Exercise objective
Your answer should be a single number: the count of lines containing the string "angehobenen".

**** Supplied material

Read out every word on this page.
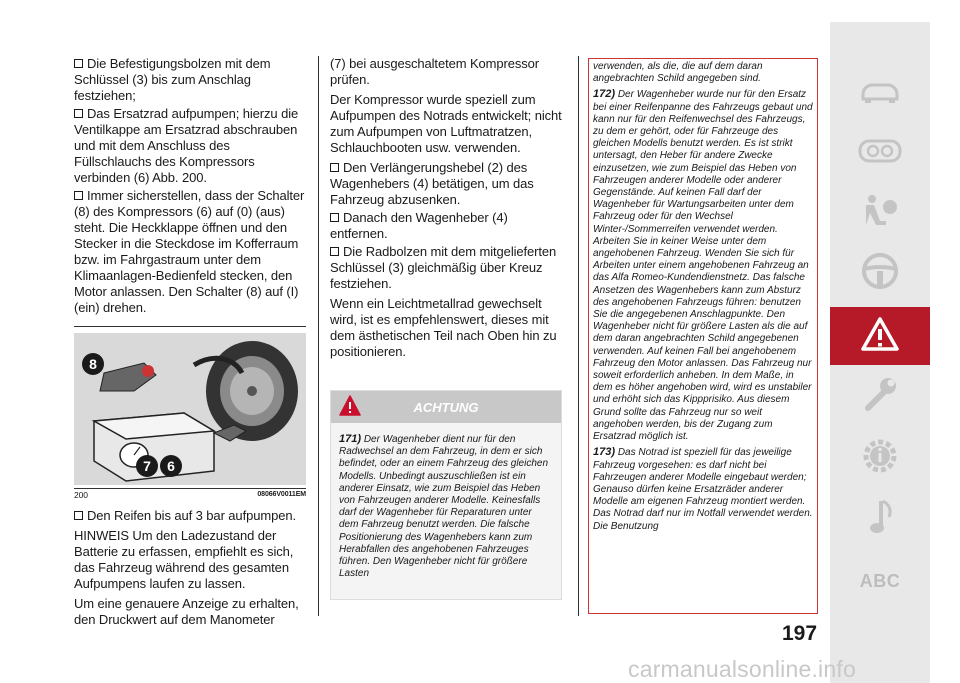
Die Befestigungsbolzen mit dem Schlüssel (3) bis zum Anschlag festziehen;
Das Ersatzrad aufpumpen; hierzu die Ventilkappe am Ersatzrad abschrauben und mit dem Anschluss des Füllschlauchs des Kompressors verbinden (6) Abb. 200.
Immer sicherstellen, dass der Schalter (8) des Kompressors (6) auf (0) (aus) steht. Die Heckklappe öffnen und den Stecker in die Steckdose im Kofferraum bzw. im Fahrgastraum unter dem Klimaanlagen-Bedienfeld stecken, den Motor anlassen. Den Schalter (8) auf (I) (ein) drehen.
8
7	6
200	08066V0011EM
Den Reifen bis auf 3 bar aufpumpen.
HINWEIS Um den Ladezustand der Batterie zu erfassen, empfiehlt es sich, das Fahrzeug während des gesamten Aufpumpens laufen zu lassen.
Um eine genauere Anzeige zu erhalten, den Druckwert auf dem Manometer
(7) bei ausgeschaltetem Kompressor prüfen.
Der Kompressor wurde speziell zum Aufpumpen des Notrads entwickelt; nicht zum Aufpumpen von Luftmatratzen, Schlauchbooten usw. verwenden.
Den Verlängerungshebel (2) des Wagenhebers (4) betätigen, um das Fahrzeug abzusenken.
Danach den Wagenheber (4) entfernen.
Die Radbolzen mit dem mitgelieferten Schlüssel (3) gleichmäßig über Kreuz festziehen.
Wenn ein Leichtmetallrad gewechselt wird, ist es empfehlenswert, dieses mit dem ästhetischen Teil nach Oben hin zu positionieren.
ACHTUNG
171) Der Wagenheber dient nur für den Radwechsel an dem Fahrzeug, in dem er sich befindet, oder an einem Fahrzeug des gleichen Modells. Unbedingt auszuschließen ist ein anderer Einsatz, wie zum Beispiel das Heben von Fahrzeugen anderer Modelle. Keinesfalls darf der Wagenheber für Reparaturen unter dem Fahrzeug benutzt werden. Die falsche Positionierung des Wagenhebers kann zum Herabfallen des angehobenen Fahrzeuges führen. Den Wagenheber nicht für größere Lasten
verwenden, als die, die auf dem daran angebrachten Schild angegeben sind.
172) Der Wagenheber wurde nur für den Ersatz bei einer Reifenpanne des Fahrzeugs gebaut und kann nur für den Reifenwechsel des Fahrzeugs, zu dem er gehört, oder für Fahrzeuge des gleichen Modells benutzt werden. Es ist strikt untersagt, den Heber für andere Zwecke einzusetzen, wie zum Beispiel das Heben von Fahrzeugen anderer Modelle oder anderer Gegenstände. Auf keinen Fall darf der Wagenheber für Wartungsarbeiten unter dem Fahrzeug oder für den Wechsel Winter-/Sommerreifen verwendet werden. Arbeiten Sie in keiner Weise unter dem angehobenen Fahrzeug. Wenden Sie sich für Arbeiten unter einem angehobenen Fahrzeug an das Alfa Romeo-Kundendienstnetz. Das falsche Ansetzen des Wagenhebers kann zum Absturz des angehobenen Fahrzeugs führen: benutzen Sie die angegebenen Anschlagpunkte. Den Wagenheber nicht für größere Lasten als die auf dem daran angebrachten Schild angegebenen verwenden. Auf keinen Fall bei angehobenem Fahrzeug den Motor anlassen. Das Fahrzeug nur soweit erforderlich anheben. In dem Maße, in dem es höher angehoben wird, wird es unstabiler und erhöht sich das Kippprisiko. Aus diesem Grund sollte das Fahrzeug nur so weit angehoben werden, bis der Zugang zum Ersatzrad möglich ist.
173) Das Notrad ist speziell für das jeweilige Fahrzeug vorgesehen: es darf nicht bei Fahrzeugen anderer Modelle eingebaut werden; Genauso dürfen keine Ersatzräder anderer Modelle am eigenen Fahrzeug montiert werden. Das Notrad darf nur im Notfall verwendet werden. Die Benutzung
ABC
197
carmanualsonline.info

********

Answer to this problem
2